Quote the listing below in its entirety, omitting every image.

# # #

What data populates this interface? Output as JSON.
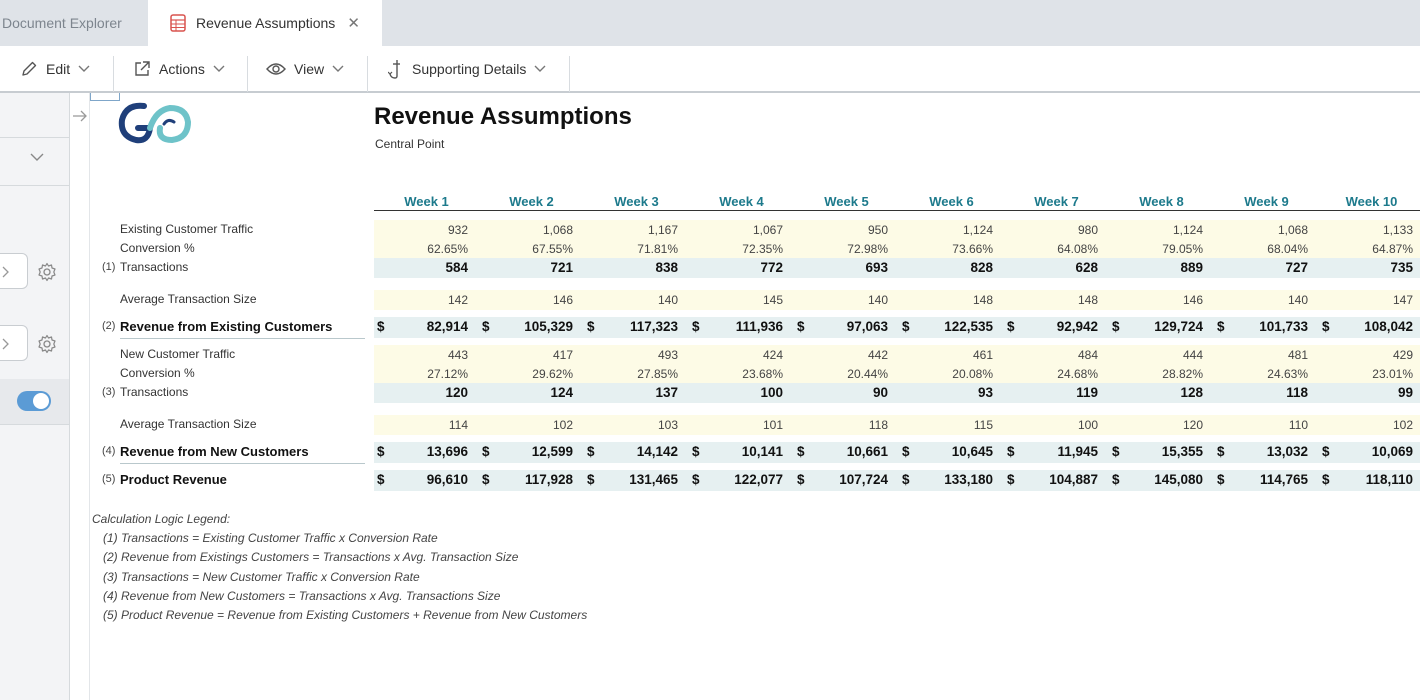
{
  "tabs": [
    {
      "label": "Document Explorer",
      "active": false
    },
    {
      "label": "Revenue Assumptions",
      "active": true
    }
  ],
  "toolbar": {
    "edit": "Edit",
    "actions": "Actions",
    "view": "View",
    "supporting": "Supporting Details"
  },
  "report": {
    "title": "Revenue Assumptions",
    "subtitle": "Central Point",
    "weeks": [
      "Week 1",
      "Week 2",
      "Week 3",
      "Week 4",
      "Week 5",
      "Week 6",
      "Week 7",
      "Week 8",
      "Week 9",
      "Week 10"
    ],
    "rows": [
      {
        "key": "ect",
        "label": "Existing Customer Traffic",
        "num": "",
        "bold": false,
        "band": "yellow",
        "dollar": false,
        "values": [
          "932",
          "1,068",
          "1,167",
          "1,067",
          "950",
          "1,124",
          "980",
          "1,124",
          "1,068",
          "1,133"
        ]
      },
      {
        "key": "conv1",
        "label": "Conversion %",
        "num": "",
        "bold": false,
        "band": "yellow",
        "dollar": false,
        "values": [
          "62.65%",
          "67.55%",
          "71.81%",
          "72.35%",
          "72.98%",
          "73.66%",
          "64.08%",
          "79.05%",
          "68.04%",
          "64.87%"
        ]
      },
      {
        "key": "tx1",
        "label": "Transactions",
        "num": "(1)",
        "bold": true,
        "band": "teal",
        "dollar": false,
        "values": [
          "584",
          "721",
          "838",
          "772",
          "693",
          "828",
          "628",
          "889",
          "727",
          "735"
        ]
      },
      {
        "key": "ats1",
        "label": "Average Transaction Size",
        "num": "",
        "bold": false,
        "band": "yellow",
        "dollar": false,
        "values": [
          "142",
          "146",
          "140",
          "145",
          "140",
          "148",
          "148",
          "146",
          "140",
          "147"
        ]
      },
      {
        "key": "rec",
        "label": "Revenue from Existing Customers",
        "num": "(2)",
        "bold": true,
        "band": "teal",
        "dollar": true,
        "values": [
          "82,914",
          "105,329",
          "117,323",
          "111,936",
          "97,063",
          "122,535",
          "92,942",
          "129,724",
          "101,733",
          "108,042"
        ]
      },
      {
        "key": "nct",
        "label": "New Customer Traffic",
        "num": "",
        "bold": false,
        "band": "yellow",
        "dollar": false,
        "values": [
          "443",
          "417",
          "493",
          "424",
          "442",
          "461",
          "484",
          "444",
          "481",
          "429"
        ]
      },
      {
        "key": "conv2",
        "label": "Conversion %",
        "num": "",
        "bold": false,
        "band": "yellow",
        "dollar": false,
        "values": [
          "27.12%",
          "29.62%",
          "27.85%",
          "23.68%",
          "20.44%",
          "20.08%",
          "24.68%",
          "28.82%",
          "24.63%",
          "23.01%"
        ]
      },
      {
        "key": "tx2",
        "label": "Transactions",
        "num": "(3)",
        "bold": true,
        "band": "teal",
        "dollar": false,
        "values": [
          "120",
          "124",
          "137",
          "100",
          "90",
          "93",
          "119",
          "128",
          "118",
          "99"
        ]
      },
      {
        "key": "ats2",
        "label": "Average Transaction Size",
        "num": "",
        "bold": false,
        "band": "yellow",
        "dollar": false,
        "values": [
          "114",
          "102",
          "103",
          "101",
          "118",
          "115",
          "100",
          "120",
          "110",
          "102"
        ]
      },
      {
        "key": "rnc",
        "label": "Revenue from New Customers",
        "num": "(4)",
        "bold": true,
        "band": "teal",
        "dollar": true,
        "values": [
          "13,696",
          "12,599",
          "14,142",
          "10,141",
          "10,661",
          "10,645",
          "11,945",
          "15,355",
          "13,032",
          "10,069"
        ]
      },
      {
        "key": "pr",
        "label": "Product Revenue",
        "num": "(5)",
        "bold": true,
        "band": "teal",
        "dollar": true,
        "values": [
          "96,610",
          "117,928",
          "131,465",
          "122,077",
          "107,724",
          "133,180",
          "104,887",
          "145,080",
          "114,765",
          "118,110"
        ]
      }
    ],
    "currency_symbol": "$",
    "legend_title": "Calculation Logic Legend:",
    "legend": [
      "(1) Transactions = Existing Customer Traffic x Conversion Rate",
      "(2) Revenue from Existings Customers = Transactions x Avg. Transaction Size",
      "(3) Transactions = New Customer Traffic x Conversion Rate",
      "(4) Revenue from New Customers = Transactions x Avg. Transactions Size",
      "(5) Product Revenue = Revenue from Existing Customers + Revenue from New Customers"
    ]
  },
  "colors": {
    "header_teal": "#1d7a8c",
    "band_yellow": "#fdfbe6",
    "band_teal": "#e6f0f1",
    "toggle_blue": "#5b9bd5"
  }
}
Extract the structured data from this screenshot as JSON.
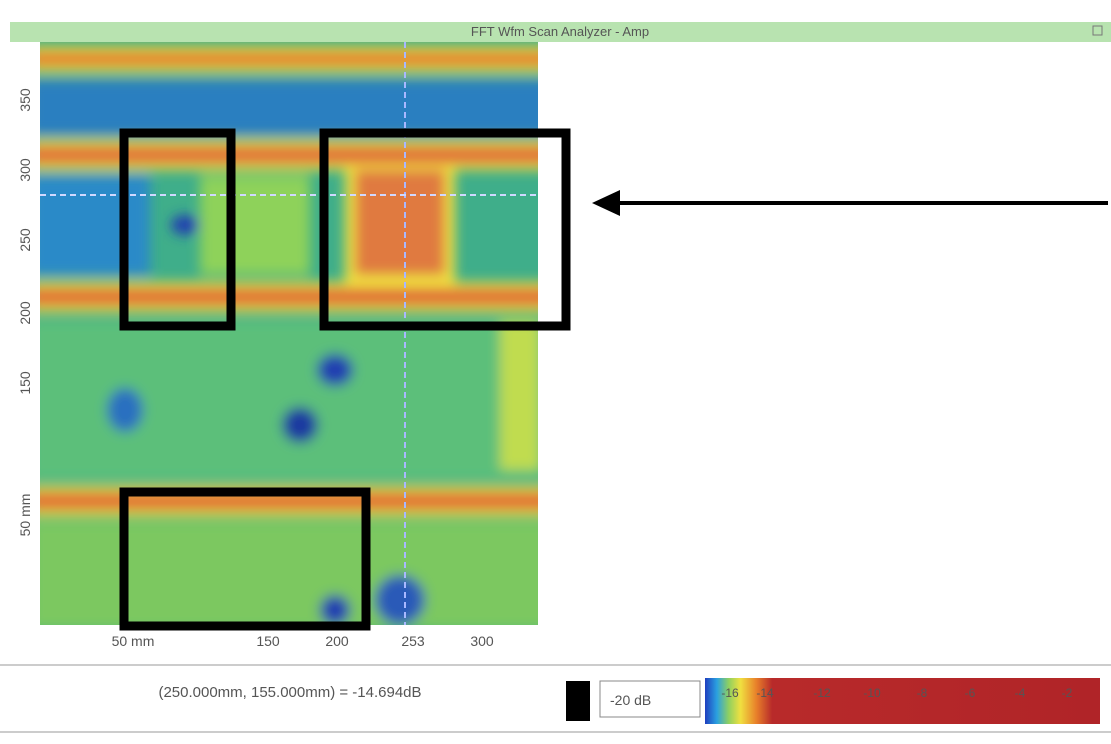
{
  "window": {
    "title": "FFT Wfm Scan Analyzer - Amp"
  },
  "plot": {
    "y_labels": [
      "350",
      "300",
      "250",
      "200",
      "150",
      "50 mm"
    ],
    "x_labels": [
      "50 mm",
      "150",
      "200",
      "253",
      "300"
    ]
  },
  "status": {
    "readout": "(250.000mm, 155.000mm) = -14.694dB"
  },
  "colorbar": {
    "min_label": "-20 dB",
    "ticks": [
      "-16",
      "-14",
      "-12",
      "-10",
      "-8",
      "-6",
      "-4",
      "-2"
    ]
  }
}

# # #

**Solution to the exercise:**
What data populates this interface? Output as JSON.
{
  "tabs": [
    {
      "label": "Document Explorer",
      "active": false
    },
    {
      "label": "Revenue Assumptions",
      "active": true
    }
  ],
  "toolbar": {
    "edit": "Edit",
    "actions": "Actions",
    "view": "View",
    "supporting": "Supporting Details"
  },
  "report": {
    "title": "Revenue Assumptions",
    "subtitle": "Central Point",
    "weeks": [
      "Week 1",
      "Week 2",
      "Week 3",
      "Week 4",
      "Week 5",
      "Week 6",
      "Week 7",
      "Week 8",
      "Week 9",
      "Week 10"
    ],
    "rows": [
      {
        "key": "ect",
        "label": "Existing Customer Traffic",
        "num": "",
        "bold": false,
        "band": "yellow",
        "dollar": false,
        "values": [
          "932",
          "1,068",
          "1,167",
          "1,067",
          "950",
          "1,124",
          "980",
          "1,124",
          "1,068",
          "1,133"
        ]
      },
      {
        "key": "conv1",
        "label": "Conversion %",
        "num": "",
        "bold": false,
        "band": "yellow",
        "dollar": false,
        "values": [
          "62.65%",
          "67.55%",
          "71.81%",
          "72.35%",
          "72.98%",
          "73.66%",
          "64.08%",
          "79.05%",
          "68.04%",
          "64.87%"
        ]
      },
      {
        "key": "tx1",
        "label": "Transactions",
        "num": "(1)",
        "bold": true,
        "band": "teal",
        "dollar": false,
        "values": [
          "584",
          "721",
          "838",
          "772",
          "693",
          "828",
          "628",
          "889",
          "727",
          "735"
        ]
      },
      {
        "key": "ats1",
        "label": "Average Transaction Size",
        "num": "",
        "bold": false,
        "band": "yellow",
        "dollar": false,
        "values": [
          "142",
          "146",
          "140",
          "145",
          "140",
          "148",
          "148",
          "146",
          "140",
          "147"
        ]
      },
      {
        "key": "rec",
        "label": "Revenue from Existing Customers",
        "num": "(2)",
        "bold": true,
        "band": "teal",
        "dollar": true,
        "values": [
          "82,914",
          "105,329",
          "117,323",
          "111,936",
          "97,063",
          "122,535",
          "92,942",
          "129,724",
          "101,733",
          "108,042"
        ]
      },
      {
        "key": "nct",
        "label": "New Customer Traffic",
        "num": "",
        "bold": false,
        "band": "yellow",
        "dollar": false,
        "values": [
          "443",
          "417",
          "493",
          "424",
          "442",
          "461",
          "484",
          "444",
          "481",
          "429"
        ]
      },
      {
        "key": "conv2",
        "label": "Conversion %",
        "num": "",
        "bold": false,
        "band": "yellow",
        "dollar": false,
        "values": [
          "27.12%",
          "29.62%",
          "27.85%",
          "23.68%",
          "20.44%",
          "20.08%",
          "24.68%",
          "28.82%",
          "24.63%",
          "23.01%"
        ]
      },
      {
        "key": "tx2",
        "label": "Transactions",
        "num": "(3)",
        "bold": true,
        "band": "teal",
        "dollar": false,
        "values": [
          "120",
          "124",
          "137",
          "100",
          "90",
          "93",
          "119",
          "128",
          "118",
          "99"
        ]
      },
      {
        "key": "ats2",
        "label": "Average Transaction Size",
        "num": "",
        "bold": false,
        "band": "yellow",
        "dollar": false,
        "values": [
          "114",
          "102",
          "103",
          "101",
          "118",
          "115",
          "100",
          "120",
          "110",
          "102"
        ]
      },
      {
        "key": "rnc",
        "label": "Revenue from New Customers",
        "num": "(4)",
        "bold": true,
        "band": "teal",
        "dollar": true,
        "values": [
          "13,696",
          "12,599",
          "14,142",
          "10,141",
          "10,661",
          "10,645",
          "11,945",
          "15,355",
          "13,032",
          "10,069"
        ]
      },
      {
        "key": "pr",
        "label": "Product Revenue",
        "num": "(5)",
        "bold": true,
        "band": "teal",
        "dollar": true,
        "values": [
          "96,610",
          "117,928",
          "131,465",
          "122,077",
          "107,724",
          "133,180",
          "104,887",
          "145,080",
          "114,765",
          "118,110"
        ]
      }
    ],
    "currency_symbol": "$",
    "legend_title": "Calculation Logic Legend:",
    "legend": [
      "(1) Transactions = Existing Customer Traffic x Conversion Rate",
      "(2) Revenue from Existings Customers = Transactions x Avg. Transaction Size",
      "(3) Transactions = New Customer Traffic x Conversion Rate",
      "(4) Revenue from New Customers = Transactions x Avg. Transactions Size",
      "(5) Product Revenue = Revenue from Existing Customers + Revenue from New Customers"
    ]
  },
  "colors": {
    "header_teal": "#1d7a8c",
    "band_yellow": "#fdfbe6",
    "band_teal": "#e6f0f1",
    "toggle_blue": "#5b9bd5"
  }
}
Extract the structured data from this screenshot as JSON.
{
  "window": {
    "title": "FFT Wfm Scan Analyzer - Amp"
  },
  "plot": {
    "y_labels": [
      "350",
      "300",
      "250",
      "200",
      "150",
      "50 mm"
    ],
    "x_labels": [
      "50 mm",
      "150",
      "200",
      "253",
      "300"
    ]
  },
  "status": {
    "readout": "(250.000mm, 155.000mm) = -14.694dB"
  },
  "colorbar": {
    "min_label": "-20 dB",
    "ticks": [
      "-16",
      "-14",
      "-12",
      "-10",
      "-8",
      "-6",
      "-4",
      "-2"
    ]
  }
}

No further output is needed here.